### Job
Work out how many lines of the material below mention the word "name"; reply with the number only.

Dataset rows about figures
"""

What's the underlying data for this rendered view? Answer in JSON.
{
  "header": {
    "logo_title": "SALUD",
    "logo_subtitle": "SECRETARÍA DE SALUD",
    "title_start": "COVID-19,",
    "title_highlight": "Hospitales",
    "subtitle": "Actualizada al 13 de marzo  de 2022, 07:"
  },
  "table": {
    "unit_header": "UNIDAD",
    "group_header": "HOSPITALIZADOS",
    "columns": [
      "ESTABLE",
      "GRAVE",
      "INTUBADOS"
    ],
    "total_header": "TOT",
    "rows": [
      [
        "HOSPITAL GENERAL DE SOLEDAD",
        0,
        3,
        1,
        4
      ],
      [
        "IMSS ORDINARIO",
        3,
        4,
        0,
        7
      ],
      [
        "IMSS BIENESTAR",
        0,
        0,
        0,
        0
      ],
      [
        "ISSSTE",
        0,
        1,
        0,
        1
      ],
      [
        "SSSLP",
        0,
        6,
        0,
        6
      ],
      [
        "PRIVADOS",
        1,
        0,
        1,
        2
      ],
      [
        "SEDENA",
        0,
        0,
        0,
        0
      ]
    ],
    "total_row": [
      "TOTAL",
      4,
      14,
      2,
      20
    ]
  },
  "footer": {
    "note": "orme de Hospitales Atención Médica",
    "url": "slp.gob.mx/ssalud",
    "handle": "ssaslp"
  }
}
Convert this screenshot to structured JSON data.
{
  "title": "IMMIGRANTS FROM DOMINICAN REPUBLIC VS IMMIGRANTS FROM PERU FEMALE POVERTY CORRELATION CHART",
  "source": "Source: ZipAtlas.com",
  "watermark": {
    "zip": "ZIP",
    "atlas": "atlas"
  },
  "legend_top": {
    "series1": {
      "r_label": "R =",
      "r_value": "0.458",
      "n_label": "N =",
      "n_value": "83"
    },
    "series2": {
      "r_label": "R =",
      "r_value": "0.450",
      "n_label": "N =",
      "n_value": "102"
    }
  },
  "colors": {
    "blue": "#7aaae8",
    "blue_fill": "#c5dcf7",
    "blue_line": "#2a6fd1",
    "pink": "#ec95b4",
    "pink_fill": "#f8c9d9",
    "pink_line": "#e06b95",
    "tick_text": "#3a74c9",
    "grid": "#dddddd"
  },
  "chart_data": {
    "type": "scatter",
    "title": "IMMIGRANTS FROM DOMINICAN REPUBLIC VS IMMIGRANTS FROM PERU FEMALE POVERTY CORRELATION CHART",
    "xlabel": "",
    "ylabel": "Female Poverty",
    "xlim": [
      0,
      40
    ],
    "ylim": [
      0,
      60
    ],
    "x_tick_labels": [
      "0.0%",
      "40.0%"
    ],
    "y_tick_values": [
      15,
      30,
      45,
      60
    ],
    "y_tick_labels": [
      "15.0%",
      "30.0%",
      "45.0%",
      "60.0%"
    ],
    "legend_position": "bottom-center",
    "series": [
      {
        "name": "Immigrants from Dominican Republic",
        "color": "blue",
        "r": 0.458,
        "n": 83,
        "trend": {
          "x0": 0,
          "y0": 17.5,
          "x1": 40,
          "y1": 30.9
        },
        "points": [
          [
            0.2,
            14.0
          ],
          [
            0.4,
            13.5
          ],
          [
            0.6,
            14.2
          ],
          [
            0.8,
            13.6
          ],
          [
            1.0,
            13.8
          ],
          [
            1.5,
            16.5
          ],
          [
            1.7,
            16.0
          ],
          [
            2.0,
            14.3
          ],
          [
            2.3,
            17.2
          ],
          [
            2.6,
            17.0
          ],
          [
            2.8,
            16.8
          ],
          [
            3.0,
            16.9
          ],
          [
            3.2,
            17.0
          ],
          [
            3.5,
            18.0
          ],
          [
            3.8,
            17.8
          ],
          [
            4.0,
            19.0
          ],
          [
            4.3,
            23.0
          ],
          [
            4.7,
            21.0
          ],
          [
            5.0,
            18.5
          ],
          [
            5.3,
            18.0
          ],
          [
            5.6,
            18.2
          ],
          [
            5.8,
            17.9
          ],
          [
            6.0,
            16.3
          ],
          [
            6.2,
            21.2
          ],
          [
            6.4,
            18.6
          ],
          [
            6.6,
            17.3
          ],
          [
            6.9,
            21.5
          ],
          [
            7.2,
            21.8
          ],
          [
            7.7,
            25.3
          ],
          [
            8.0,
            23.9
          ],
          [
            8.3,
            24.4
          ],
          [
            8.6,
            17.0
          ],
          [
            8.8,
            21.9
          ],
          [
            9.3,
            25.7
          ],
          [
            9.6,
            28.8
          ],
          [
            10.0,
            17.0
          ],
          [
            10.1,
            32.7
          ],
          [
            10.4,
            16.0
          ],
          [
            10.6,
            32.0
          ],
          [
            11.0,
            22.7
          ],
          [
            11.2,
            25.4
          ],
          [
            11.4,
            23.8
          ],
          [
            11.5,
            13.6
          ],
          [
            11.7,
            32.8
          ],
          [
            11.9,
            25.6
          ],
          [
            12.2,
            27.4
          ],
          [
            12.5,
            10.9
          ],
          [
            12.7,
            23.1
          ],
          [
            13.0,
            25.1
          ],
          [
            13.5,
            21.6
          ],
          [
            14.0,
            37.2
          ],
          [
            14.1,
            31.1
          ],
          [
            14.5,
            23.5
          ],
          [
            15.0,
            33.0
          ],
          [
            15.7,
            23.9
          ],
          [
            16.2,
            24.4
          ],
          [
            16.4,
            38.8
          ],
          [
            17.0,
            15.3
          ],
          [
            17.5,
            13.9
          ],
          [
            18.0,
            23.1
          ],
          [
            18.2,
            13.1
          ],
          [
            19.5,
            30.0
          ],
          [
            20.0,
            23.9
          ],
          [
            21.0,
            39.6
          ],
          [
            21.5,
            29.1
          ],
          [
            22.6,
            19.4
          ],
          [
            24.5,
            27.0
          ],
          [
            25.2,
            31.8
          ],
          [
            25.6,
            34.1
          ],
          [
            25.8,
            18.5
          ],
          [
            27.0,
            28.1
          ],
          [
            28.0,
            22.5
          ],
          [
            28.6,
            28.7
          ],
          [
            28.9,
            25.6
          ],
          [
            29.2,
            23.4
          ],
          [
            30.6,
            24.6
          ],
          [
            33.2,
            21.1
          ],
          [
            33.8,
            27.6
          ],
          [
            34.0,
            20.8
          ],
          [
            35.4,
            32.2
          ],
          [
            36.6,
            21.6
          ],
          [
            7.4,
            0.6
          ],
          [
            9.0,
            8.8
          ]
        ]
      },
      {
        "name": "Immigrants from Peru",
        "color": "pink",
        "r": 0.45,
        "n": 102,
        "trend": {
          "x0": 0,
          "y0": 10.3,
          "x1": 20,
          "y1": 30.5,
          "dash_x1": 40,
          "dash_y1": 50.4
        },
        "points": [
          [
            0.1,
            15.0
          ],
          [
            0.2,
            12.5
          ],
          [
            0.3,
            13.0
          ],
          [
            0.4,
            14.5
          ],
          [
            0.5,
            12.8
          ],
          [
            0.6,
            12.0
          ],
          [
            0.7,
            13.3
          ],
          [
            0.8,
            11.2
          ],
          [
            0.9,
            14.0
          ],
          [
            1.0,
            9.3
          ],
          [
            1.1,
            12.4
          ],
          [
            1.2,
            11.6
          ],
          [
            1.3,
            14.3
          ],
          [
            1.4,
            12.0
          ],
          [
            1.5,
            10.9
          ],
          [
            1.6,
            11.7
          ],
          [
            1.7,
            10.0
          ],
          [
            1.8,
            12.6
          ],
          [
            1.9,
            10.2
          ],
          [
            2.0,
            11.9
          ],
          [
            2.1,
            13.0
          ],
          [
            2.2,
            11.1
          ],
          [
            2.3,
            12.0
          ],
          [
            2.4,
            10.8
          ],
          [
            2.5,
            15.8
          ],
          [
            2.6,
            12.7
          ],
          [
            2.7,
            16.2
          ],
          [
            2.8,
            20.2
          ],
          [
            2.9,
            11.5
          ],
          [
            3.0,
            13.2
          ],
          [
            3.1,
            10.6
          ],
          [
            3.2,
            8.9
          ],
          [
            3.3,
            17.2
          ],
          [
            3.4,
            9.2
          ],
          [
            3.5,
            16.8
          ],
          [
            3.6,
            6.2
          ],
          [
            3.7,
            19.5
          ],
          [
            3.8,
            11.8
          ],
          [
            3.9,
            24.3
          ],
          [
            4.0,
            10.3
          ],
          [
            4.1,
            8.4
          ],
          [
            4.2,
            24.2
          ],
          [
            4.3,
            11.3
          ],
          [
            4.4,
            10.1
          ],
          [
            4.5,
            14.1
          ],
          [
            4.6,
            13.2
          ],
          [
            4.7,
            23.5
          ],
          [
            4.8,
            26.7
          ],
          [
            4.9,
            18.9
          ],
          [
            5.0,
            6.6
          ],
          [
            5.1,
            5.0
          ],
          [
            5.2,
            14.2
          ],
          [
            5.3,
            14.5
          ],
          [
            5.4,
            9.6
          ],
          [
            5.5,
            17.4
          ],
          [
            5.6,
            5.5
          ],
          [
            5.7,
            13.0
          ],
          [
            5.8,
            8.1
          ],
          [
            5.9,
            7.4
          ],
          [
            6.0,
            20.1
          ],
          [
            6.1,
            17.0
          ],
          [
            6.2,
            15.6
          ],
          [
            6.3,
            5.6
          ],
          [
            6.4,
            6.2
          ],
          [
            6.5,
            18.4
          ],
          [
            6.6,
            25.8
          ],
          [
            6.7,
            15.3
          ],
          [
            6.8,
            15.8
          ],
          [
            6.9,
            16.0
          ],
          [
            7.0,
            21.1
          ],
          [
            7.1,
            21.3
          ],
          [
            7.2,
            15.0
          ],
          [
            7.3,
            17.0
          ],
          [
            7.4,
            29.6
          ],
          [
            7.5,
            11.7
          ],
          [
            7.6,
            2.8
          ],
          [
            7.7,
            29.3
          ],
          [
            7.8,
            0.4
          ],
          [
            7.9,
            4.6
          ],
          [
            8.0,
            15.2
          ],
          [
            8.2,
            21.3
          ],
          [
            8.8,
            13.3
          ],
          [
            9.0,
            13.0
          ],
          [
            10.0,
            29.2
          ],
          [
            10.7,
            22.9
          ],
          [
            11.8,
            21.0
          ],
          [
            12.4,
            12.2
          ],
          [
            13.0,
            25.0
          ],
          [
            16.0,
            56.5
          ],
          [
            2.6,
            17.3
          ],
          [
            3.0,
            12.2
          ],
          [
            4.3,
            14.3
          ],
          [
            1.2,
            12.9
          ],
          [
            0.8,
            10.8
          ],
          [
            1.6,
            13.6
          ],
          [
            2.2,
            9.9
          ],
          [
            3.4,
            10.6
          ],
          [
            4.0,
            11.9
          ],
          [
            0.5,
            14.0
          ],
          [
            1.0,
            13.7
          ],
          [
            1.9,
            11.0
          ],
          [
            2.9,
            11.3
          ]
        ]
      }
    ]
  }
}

"""

### Reply
2